◆ Task brief
Repeat the listing in full, preserving every character.

======== Provided data ========

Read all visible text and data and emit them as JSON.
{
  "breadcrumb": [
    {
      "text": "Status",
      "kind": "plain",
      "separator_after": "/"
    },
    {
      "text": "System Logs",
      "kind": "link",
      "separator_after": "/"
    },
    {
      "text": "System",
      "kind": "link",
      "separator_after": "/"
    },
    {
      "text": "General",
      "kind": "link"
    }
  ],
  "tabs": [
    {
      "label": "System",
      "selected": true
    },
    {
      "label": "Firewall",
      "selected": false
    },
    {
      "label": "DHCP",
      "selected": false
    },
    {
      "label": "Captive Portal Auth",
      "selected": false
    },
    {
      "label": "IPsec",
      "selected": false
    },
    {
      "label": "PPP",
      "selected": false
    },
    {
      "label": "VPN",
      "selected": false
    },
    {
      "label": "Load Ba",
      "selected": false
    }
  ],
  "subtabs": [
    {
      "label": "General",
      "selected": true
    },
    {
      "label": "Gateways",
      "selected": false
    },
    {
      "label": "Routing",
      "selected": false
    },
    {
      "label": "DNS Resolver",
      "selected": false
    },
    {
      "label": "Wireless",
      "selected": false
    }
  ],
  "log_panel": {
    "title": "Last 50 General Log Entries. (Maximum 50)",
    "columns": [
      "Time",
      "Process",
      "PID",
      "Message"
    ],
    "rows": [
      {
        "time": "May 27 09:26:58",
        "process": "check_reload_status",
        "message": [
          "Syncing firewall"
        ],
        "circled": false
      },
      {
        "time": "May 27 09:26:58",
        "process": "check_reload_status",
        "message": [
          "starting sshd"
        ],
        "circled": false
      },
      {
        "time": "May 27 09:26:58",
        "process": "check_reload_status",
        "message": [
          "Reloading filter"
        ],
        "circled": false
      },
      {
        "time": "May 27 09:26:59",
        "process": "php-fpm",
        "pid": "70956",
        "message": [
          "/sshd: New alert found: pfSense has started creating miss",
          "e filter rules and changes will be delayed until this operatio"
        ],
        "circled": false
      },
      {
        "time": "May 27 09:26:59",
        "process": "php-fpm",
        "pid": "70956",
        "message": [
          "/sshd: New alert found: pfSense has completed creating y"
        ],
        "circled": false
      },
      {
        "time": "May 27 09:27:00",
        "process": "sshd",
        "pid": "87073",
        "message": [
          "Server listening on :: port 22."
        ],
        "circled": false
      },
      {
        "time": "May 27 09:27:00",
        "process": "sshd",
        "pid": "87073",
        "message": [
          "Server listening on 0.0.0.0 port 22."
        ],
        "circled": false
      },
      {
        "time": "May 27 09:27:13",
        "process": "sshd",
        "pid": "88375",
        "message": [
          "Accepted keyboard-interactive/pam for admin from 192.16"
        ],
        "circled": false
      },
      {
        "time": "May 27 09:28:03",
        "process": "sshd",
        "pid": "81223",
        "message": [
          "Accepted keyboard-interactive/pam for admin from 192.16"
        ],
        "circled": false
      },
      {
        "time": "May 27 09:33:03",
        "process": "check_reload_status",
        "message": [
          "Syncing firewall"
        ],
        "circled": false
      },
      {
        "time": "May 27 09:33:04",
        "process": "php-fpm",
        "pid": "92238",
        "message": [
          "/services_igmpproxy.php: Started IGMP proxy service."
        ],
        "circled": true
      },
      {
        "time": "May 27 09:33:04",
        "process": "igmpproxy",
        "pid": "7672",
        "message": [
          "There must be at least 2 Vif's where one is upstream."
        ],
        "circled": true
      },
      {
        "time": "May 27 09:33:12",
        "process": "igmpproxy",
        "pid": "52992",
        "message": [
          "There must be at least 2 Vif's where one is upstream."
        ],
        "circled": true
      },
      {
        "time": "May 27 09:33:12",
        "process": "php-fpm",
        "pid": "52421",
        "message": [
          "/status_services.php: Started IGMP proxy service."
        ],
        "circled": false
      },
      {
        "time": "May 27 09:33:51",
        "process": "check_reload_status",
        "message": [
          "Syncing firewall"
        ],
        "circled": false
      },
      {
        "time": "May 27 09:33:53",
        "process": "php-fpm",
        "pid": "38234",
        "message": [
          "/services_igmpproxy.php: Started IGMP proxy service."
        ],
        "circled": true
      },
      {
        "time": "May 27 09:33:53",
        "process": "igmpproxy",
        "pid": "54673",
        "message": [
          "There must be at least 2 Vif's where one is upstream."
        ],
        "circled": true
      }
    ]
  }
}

========

◆ Result of this task
Read all visible text and data and emit them as JSON.
{
  "breadcrumb": [
    {
      "text": "Status",
      "kind": "plain",
      "separator_after": "/"
    },
    {
      "text": "System Logs",
      "kind": "link",
      "separator_after": "/"
    },
    {
      "text": "System",
      "kind": "link",
      "separator_after": "/"
    },
    {
      "text": "General",
      "kind": "link"
    }
  ],
  "tabs": [
    {
      "label": "System",
      "selected": true
    },
    {
      "label": "Firewall",
      "selected": false
    },
    {
      "label": "DHCP",
      "selected": false
    },
    {
      "label": "Captive Portal Auth",
      "selected": false
    },
    {
      "label": "IPsec",
      "selected": false
    },
    {
      "label": "PPP",
      "selected": false
    },
    {
      "label": "VPN",
      "selected": false
    },
    {
      "label": "Load Ba",
      "selected": false
    }
  ],
  "subtabs": [
    {
      "label": "General",
      "selected": true
    },
    {
      "label": "Gateways",
      "selected": false
    },
    {
      "label": "Routing",
      "selected": false
    },
    {
      "label": "DNS Resolver",
      "selected": false
    },
    {
      "label": "Wireless",
      "selected": false
    }
  ],
  "log_panel": {
    "title": "Last 50 General Log Entries. (Maximum 50)",
    "columns": [
      "Time",
      "Process",
      "PID",
      "Message"
    ],
    "rows": [
      {
        "time": "May 27 09:26:58",
        "process": "check_reload_status",
        "message": [
          "Syncing firewall"
        ],
        "circled": false
      },
      {
        "time": "May 27 09:26:58",
        "process": "check_reload_status",
        "message": [
          "starting sshd"
        ],
        "circled": false
      },
      {
        "time": "May 27 09:26:58",
        "process": "check_reload_status",
        "message": [
          "Reloading filter"
        ],
        "circled": false
      },
      {
        "time": "May 27 09:26:59",
        "process": "php-fpm",
        "pid": "70956",
        "message": [
          "/sshd: New alert found: pfSense has started creating miss",
          "e filter rules and changes will be delayed until this operatio"
        ],
        "circled": false
      },
      {
        "time": "May 27 09:26:59",
        "process": "php-fpm",
        "pid": "70956",
        "message": [
          "/sshd: New alert found: pfSense has completed creating y"
        ],
        "circled": false
      },
      {
        "time": "May 27 09:27:00",
        "process": "sshd",
        "pid": "87073",
        "message": [
          "Server listening on :: port 22."
        ],
        "circled": false
      },
      {
        "time": "May 27 09:27:00",
        "process": "sshd",
        "pid": "87073",
        "message": [
          "Server listening on 0.0.0.0 port 22."
        ],
        "circled": false
      },
      {
        "time": "May 27 09:27:13",
        "process": "sshd",
        "pid": "88375",
        "message": [
          "Accepted keyboard-interactive/pam for admin from 192.16"
        ],
        "circled": false
      },
      {
        "time": "May 27 09:28:03",
        "process": "sshd",
        "pid": "81223",
        "message": [
          "Accepted keyboard-interactive/pam for admin from 192.16"
        ],
        "circled": false
      },
      {
        "time": "May 27 09:33:03",
        "process": "check_reload_status",
        "message": [
          "Syncing firewall"
        ],
        "circled": false
      },
      {
        "time": "May 27 09:33:04",
        "process": "php-fpm",
        "pid": "92238",
        "message": [
          "/services_igmpproxy.php: Started IGMP proxy service."
        ],
        "circled": true
      },
      {
        "time": "May 27 09:33:04",
        "process": "igmpproxy",
        "pid": "7672",
        "message": [
          "There must be at least 2 Vif's where one is upstream."
        ],
        "circled": true
      },
      {
        "time": "May 27 09:33:12",
        "process": "igmpproxy",
        "pid": "52992",
        "message": [
          "There must be at least 2 Vif's where one is upstream."
        ],
        "circled": true
      },
      {
        "time": "May 27 09:33:12",
        "process": "php-fpm",
        "pid": "52421",
        "message": [
          "/status_services.php: Started IGMP proxy service."
        ],
        "circled": false
      },
      {
        "time": "May 27 09:33:51",
        "process": "check_reload_status",
        "message": [
          "Syncing firewall"
        ],
        "circled": false
      },
      {
        "time": "May 27 09:33:53",
        "process": "php-fpm",
        "pid": "38234",
        "message": [
          "/services_igmpproxy.php: Started IGMP proxy service."
        ],
        "circled": true
      },
      {
        "time": "May 27 09:33:53",
        "process": "igmpproxy",
        "pid": "54673",
        "message": [
          "There must be at least 2 Vif's where one is upstream."
        ],
        "circled": true
      }
    ]
  }
}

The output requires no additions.